■ **DO THIS**: Output nothing but the lines from the line with "Transcribe the text in this document." through the end of the listing below, both ends included.

■ **DATA ROWS**:
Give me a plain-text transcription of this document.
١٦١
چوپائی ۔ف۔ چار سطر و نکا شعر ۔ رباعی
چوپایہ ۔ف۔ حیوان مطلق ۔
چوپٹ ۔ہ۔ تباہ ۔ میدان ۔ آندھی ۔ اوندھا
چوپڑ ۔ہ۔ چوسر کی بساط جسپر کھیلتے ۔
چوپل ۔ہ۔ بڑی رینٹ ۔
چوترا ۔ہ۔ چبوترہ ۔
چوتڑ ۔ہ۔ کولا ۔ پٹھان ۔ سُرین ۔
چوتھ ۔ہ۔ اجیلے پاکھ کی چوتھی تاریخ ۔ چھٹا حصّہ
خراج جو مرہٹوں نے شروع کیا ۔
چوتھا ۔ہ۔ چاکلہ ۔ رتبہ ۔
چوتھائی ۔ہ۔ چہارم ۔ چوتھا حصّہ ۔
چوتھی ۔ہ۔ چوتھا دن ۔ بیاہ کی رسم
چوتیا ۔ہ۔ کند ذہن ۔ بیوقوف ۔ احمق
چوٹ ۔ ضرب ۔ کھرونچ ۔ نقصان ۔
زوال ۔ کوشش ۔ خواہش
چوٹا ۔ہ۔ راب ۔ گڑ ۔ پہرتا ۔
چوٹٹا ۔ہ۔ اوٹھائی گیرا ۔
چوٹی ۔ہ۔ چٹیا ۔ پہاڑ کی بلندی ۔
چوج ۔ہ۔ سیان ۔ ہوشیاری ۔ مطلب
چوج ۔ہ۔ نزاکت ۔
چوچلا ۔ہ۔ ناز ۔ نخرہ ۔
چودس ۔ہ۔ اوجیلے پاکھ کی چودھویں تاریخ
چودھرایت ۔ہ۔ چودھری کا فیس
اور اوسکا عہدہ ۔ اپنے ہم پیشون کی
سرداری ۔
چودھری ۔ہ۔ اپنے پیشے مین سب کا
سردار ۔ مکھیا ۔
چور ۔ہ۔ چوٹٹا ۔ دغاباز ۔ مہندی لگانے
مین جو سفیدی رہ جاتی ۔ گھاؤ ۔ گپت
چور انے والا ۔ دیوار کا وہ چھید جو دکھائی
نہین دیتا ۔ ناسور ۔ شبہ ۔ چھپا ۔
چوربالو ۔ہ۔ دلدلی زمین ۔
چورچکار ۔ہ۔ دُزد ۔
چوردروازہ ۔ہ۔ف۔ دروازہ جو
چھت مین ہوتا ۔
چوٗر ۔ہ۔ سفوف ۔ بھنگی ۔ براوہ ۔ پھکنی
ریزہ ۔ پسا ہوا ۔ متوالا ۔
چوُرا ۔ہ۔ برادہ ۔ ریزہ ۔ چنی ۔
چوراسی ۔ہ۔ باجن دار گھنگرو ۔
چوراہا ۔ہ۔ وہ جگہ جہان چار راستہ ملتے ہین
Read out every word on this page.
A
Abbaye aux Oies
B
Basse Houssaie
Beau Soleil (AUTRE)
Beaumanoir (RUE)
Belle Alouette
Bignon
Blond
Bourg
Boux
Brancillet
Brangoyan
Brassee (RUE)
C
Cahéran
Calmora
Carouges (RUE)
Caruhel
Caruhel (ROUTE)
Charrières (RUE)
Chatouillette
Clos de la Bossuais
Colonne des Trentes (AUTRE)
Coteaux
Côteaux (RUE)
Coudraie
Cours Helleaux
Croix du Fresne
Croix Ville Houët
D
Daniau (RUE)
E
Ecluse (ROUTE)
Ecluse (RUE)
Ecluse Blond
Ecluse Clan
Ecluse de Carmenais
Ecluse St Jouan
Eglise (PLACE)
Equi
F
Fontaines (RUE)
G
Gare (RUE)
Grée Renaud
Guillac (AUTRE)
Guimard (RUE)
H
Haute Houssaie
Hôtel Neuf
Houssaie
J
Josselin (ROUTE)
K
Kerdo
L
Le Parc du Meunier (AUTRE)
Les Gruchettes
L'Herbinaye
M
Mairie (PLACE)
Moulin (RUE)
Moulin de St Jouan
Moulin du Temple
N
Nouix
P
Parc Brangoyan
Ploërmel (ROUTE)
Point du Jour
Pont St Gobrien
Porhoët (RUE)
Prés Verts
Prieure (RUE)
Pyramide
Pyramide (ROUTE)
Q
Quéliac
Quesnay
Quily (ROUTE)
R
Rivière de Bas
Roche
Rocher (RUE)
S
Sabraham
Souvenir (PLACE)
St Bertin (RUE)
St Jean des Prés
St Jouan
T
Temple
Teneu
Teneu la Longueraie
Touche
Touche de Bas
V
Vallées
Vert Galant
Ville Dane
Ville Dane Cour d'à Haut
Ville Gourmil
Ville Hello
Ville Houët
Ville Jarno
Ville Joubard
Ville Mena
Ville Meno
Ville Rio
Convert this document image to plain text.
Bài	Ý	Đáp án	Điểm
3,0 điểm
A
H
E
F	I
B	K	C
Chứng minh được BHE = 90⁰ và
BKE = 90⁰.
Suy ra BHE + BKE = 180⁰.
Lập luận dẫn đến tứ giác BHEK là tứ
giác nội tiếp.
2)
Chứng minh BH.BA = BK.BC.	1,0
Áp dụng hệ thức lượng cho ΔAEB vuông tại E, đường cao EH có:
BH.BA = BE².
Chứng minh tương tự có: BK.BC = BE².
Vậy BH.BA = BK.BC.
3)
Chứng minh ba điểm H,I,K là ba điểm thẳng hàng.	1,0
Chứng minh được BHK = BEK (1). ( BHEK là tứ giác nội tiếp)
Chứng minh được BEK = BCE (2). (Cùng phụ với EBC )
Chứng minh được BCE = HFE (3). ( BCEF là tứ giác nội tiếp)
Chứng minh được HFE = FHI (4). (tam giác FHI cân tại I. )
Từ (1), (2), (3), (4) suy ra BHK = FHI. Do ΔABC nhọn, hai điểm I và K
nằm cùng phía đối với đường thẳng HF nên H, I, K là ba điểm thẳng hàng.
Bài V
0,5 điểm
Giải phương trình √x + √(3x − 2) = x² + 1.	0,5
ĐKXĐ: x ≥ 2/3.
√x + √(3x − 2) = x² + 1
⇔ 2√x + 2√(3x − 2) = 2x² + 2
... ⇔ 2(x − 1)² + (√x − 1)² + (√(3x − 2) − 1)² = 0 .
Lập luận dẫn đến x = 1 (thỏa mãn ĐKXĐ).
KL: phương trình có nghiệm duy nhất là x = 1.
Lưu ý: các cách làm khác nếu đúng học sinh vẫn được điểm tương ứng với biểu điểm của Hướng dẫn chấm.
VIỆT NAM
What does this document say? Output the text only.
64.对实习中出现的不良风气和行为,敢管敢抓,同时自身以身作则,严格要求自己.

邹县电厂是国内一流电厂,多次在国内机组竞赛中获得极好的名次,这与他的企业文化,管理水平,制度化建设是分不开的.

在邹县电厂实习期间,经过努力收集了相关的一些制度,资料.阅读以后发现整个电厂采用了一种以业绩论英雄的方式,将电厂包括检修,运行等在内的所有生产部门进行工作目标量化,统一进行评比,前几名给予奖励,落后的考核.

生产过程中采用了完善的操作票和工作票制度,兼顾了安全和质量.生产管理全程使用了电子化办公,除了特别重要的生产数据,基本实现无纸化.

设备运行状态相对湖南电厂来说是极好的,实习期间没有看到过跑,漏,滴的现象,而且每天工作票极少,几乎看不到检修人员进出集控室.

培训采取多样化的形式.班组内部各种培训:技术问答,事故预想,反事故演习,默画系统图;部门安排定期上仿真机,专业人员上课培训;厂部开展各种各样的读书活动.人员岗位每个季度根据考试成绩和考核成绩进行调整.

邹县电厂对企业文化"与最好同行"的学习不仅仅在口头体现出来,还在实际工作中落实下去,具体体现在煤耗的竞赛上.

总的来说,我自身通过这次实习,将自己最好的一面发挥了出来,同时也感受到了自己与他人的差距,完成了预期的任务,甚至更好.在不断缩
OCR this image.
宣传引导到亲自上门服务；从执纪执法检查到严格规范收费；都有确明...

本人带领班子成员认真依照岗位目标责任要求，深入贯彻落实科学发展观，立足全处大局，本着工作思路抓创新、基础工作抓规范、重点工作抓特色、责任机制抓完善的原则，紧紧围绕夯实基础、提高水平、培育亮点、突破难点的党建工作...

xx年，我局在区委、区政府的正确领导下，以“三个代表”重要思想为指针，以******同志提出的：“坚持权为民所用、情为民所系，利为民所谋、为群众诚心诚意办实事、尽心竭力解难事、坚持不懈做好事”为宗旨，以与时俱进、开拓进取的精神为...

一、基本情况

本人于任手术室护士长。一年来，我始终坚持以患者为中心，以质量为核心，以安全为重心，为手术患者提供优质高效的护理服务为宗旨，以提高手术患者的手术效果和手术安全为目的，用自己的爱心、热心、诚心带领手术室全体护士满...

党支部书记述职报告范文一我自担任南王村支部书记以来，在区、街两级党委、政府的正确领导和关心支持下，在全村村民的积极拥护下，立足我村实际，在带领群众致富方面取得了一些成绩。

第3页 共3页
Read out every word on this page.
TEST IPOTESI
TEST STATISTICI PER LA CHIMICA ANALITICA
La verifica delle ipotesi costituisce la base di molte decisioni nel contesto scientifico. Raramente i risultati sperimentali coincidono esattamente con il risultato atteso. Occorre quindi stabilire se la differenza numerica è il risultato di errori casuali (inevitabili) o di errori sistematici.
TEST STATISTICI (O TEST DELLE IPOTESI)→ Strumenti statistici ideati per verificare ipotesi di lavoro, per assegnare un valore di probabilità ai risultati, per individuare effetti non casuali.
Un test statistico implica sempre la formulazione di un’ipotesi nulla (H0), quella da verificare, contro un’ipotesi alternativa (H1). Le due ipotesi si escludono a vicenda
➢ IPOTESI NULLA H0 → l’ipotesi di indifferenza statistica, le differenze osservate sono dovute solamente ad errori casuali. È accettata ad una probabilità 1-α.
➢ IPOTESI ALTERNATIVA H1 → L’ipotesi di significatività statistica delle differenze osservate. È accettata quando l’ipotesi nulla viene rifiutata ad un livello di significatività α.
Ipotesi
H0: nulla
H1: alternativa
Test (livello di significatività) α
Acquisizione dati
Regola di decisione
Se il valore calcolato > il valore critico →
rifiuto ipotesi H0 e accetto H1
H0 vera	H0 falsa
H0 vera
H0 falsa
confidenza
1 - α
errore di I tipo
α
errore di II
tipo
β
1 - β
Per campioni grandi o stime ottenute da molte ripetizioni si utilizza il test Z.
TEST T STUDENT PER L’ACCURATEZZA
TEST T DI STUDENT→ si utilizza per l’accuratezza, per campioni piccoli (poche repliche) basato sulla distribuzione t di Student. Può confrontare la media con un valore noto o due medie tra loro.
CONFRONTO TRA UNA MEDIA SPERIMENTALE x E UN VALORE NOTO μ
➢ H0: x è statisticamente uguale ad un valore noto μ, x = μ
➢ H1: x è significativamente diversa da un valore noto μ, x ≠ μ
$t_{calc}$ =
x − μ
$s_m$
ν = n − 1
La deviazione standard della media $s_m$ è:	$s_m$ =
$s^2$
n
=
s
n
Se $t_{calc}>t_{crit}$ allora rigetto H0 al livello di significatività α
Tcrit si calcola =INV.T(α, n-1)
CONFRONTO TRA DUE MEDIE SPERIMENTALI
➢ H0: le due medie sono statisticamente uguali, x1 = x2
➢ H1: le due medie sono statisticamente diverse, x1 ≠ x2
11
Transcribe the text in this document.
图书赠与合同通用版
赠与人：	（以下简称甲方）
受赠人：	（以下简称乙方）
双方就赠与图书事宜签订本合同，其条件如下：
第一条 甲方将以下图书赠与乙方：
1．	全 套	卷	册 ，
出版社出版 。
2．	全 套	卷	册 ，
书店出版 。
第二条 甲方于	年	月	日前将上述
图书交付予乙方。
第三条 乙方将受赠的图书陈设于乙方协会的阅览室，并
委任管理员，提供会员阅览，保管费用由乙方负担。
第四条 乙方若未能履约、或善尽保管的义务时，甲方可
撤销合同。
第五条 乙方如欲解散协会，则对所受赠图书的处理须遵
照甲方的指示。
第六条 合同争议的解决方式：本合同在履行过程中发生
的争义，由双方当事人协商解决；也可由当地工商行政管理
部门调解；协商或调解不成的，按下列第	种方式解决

■ **RESPONSE TO THIS EXERCISE**:
Transcribe the text in this document.
图书赠与合同通用版
赠与人：	（以下简称甲方）
受赠人：	（以下简称乙方）
双方就赠与图书事宜签订本合同，其条件如下：
第一条 甲方将以下图书赠与乙方：
1．	全 套	卷	册 ，
出版社出版 。
2．	全 套	卷	册 ，
书店出版 。
第二条 甲方于	年	月	日前将上述
图书交付予乙方。
第三条 乙方将受赠的图书陈设于乙方协会的阅览室，并
委任管理员，提供会员阅览，保管费用由乙方负担。
第四条 乙方若未能履约、或善尽保管的义务时，甲方可
撤销合同。
第五条 乙方如欲解散协会，则对所受赠图书的处理须遵
照甲方的指示。
第六条 合同争议的解决方式：本合同在履行过程中发生
的争义，由双方当事人协商解决；也可由当地工商行政管理
部门调解；协商或调解不成的，按下列第	种方式解决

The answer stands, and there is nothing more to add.